STATED TASK: Restate every entry word for word.

# # # # #

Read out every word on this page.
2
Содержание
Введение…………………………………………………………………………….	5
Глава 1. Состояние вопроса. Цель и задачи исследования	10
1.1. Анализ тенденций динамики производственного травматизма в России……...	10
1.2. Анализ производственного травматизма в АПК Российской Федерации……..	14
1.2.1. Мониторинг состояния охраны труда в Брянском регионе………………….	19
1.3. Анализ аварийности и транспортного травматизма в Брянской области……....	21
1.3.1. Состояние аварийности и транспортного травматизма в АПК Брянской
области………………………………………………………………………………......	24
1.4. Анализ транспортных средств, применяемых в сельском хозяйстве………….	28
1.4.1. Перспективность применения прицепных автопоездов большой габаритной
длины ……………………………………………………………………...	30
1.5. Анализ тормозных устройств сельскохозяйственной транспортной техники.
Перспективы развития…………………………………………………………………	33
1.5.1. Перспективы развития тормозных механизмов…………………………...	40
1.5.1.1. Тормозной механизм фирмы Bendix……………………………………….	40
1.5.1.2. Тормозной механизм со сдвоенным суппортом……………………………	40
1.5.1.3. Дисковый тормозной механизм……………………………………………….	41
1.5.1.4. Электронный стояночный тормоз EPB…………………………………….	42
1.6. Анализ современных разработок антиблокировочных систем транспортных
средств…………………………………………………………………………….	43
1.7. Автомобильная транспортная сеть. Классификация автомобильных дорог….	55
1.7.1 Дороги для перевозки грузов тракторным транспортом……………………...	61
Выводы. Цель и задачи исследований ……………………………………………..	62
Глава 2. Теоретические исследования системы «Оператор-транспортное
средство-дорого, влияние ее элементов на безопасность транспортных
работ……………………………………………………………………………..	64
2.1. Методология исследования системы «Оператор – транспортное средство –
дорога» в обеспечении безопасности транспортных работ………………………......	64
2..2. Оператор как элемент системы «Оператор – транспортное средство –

# # # # #

IN RESPONSE:
Read out every word on this page.
2
Содержание
Введение…………………………………………………………………………….	5
Глава 1. Состояние вопроса. Цель и задачи исследования	10
1.1. Анализ тенденций динамики производственного травматизма в России……...	10
1.2. Анализ производственного травматизма в АПК Российской Федерации……..	14
1.2.1. Мониторинг состояния охраны труда в Брянском регионе………………….	19
1.3. Анализ аварийности и транспортного травматизма в Брянской области……....	21
1.3.1. Состояние аварийности и транспортного травматизма в АПК Брянской
области………………………………………………………………………………......	24
1.4. Анализ транспортных средств, применяемых в сельском хозяйстве………….	28
1.4.1. Перспективность применения прицепных автопоездов большой габаритной
длины ……………………………………………………………………...	30
1.5. Анализ тормозных устройств сельскохозяйственной транспортной техники.
Перспективы развития…………………………………………………………………	33
1.5.1. Перспективы развития тормозных механизмов…………………………...	40
1.5.1.1. Тормозной механизм фирмы Bendix……………………………………….	40
1.5.1.2. Тормозной механизм со сдвоенным суппортом……………………………	40
1.5.1.3. Дисковый тормозной механизм……………………………………………….	41
1.5.1.4. Электронный стояночный тормоз EPB…………………………………….	42
1.6. Анализ современных разработок антиблокировочных систем транспортных
средств…………………………………………………………………………….	43
1.7. Автомобильная транспортная сеть. Классификация автомобильных дорог….	55
1.7.1 Дороги для перевозки грузов тракторным транспортом……………………...	61
Выводы. Цель и задачи исследований ……………………………………………..	62
Глава 2. Теоретические исследования системы «Оператор-транспортное
средство-дорого, влияние ее элементов на безопасность транспортных
работ……………………………………………………………………………..	64
2.1. Методология исследования системы «Оператор – транспортное средство –
дорога» в обеспечении безопасности транспортных работ………………………......	64
2..2. Оператор как элемент системы «Оператор – транспортное средство –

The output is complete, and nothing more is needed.